===== DATA SHOWN =====
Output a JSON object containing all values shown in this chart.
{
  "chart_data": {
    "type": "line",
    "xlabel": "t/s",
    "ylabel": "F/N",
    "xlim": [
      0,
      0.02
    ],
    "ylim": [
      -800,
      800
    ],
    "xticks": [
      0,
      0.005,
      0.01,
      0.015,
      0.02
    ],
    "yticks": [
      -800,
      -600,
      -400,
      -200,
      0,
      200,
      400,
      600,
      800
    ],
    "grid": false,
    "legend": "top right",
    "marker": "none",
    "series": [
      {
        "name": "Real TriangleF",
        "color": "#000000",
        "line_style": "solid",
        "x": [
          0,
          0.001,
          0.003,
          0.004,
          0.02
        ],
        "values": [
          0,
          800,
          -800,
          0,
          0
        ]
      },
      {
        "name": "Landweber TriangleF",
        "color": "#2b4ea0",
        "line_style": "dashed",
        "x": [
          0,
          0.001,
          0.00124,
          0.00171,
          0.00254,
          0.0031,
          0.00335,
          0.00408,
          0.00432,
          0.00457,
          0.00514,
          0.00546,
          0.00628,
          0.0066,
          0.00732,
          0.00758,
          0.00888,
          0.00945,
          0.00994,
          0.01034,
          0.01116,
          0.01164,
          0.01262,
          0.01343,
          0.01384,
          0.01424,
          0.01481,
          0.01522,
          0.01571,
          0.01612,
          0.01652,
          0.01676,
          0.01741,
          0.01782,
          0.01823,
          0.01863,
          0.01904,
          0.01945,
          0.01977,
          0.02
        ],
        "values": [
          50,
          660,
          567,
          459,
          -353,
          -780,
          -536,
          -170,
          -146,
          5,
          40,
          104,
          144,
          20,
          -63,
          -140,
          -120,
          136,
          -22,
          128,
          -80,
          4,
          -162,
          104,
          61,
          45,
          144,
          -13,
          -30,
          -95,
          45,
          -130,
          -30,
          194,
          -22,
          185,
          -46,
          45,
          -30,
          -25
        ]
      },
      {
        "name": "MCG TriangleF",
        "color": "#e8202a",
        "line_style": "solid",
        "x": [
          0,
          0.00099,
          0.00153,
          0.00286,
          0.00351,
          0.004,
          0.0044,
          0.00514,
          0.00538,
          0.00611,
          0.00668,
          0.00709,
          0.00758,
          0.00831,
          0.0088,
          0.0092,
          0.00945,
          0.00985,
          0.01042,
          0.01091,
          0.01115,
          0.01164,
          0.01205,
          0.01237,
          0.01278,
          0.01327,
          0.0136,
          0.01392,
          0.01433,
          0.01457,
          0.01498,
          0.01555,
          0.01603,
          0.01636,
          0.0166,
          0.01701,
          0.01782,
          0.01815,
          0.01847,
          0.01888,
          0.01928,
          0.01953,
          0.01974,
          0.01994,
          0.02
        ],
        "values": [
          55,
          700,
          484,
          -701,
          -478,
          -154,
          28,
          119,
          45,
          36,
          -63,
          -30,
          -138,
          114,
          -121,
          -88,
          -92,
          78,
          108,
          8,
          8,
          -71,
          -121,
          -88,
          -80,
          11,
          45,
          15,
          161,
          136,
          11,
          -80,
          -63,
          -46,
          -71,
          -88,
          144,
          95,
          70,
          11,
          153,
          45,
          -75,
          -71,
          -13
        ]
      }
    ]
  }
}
=====
▸ WHAT TO DO
Please copy out each record, character for character.

▸ SOLUTION TO THE PROBLEM
Output a JSON object containing all values shown in this chart.
{
  "chart_data": {
    "type": "line",
    "xlabel": "t/s",
    "ylabel": "F/N",
    "xlim": [
      0,
      0.02
    ],
    "ylim": [
      -800,
      800
    ],
    "xticks": [
      0,
      0.005,
      0.01,
      0.015,
      0.02
    ],
    "yticks": [
      -800,
      -600,
      -400,
      -200,
      0,
      200,
      400,
      600,
      800
    ],
    "grid": false,
    "legend": "top right",
    "marker": "none",
    "series": [
      {
        "name": "Real TriangleF",
        "color": "#000000",
        "line_style": "solid",
        "x": [
          0,
          0.001,
          0.003,
          0.004,
          0.02
        ],
        "values": [
          0,
          800,
          -800,
          0,
          0
        ]
      },
      {
        "name": "Landweber TriangleF",
        "color": "#2b4ea0",
        "line_style": "dashed",
        "x": [
          0,
          0.001,
          0.00124,
          0.00171,
          0.00254,
          0.0031,
          0.00335,
          0.00408,
          0.00432,
          0.00457,
          0.00514,
          0.00546,
          0.00628,
          0.0066,
          0.00732,
          0.00758,
          0.00888,
          0.00945,
          0.00994,
          0.01034,
          0.01116,
          0.01164,
          0.01262,
          0.01343,
          0.01384,
          0.01424,
          0.01481,
          0.01522,
          0.01571,
          0.01612,
          0.01652,
          0.01676,
          0.01741,
          0.01782,
          0.01823,
          0.01863,
          0.01904,
          0.01945,
          0.01977,
          0.02
        ],
        "values": [
          50,
          660,
          567,
          459,
          -353,
          -780,
          -536,
          -170,
          -146,
          5,
          40,
          104,
          144,
          20,
          -63,
          -140,
          -120,
          136,
          -22,
          128,
          -80,
          4,
          -162,
          104,
          61,
          45,
          144,
          -13,
          -30,
          -95,
          45,
          -130,
          -30,
          194,
          -22,
          185,
          -46,
          45,
          -30,
          -25
        ]
      },
      {
        "name": "MCG TriangleF",
        "color": "#e8202a",
        "line_style": "solid",
        "x": [
          0,
          0.00099,
          0.00153,
          0.00286,
          0.00351,
          0.004,
          0.0044,
          0.00514,
          0.00538,
          0.00611,
          0.00668,
          0.00709,
          0.00758,
          0.00831,
          0.0088,
          0.0092,
          0.00945,
          0.00985,
          0.01042,
          0.01091,
          0.01115,
          0.01164,
          0.01205,
          0.01237,
          0.01278,
          0.01327,
          0.0136,
          0.01392,
          0.01433,
          0.01457,
          0.01498,
          0.01555,
          0.01603,
          0.01636,
          0.0166,
          0.01701,
          0.01782,
          0.01815,
          0.01847,
          0.01888,
          0.01928,
          0.01953,
          0.01974,
          0.01994,
          0.02
        ],
        "values": [
          55,
          700,
          484,
          -701,
          -478,
          -154,
          28,
          119,
          45,
          36,
          -63,
          -30,
          -138,
          114,
          -121,
          -88,
          -92,
          78,
          108,
          8,
          8,
          -71,
          -121,
          -88,
          -80,
          11,
          45,
          15,
          161,
          136,
          11,
          -80,
          -63,
          -46,
          -71,
          -88,
          144,
          95,
          70,
          11,
          153,
          45,
          -75,
          -71,
          -13
        ]
      }
    ]
  }
}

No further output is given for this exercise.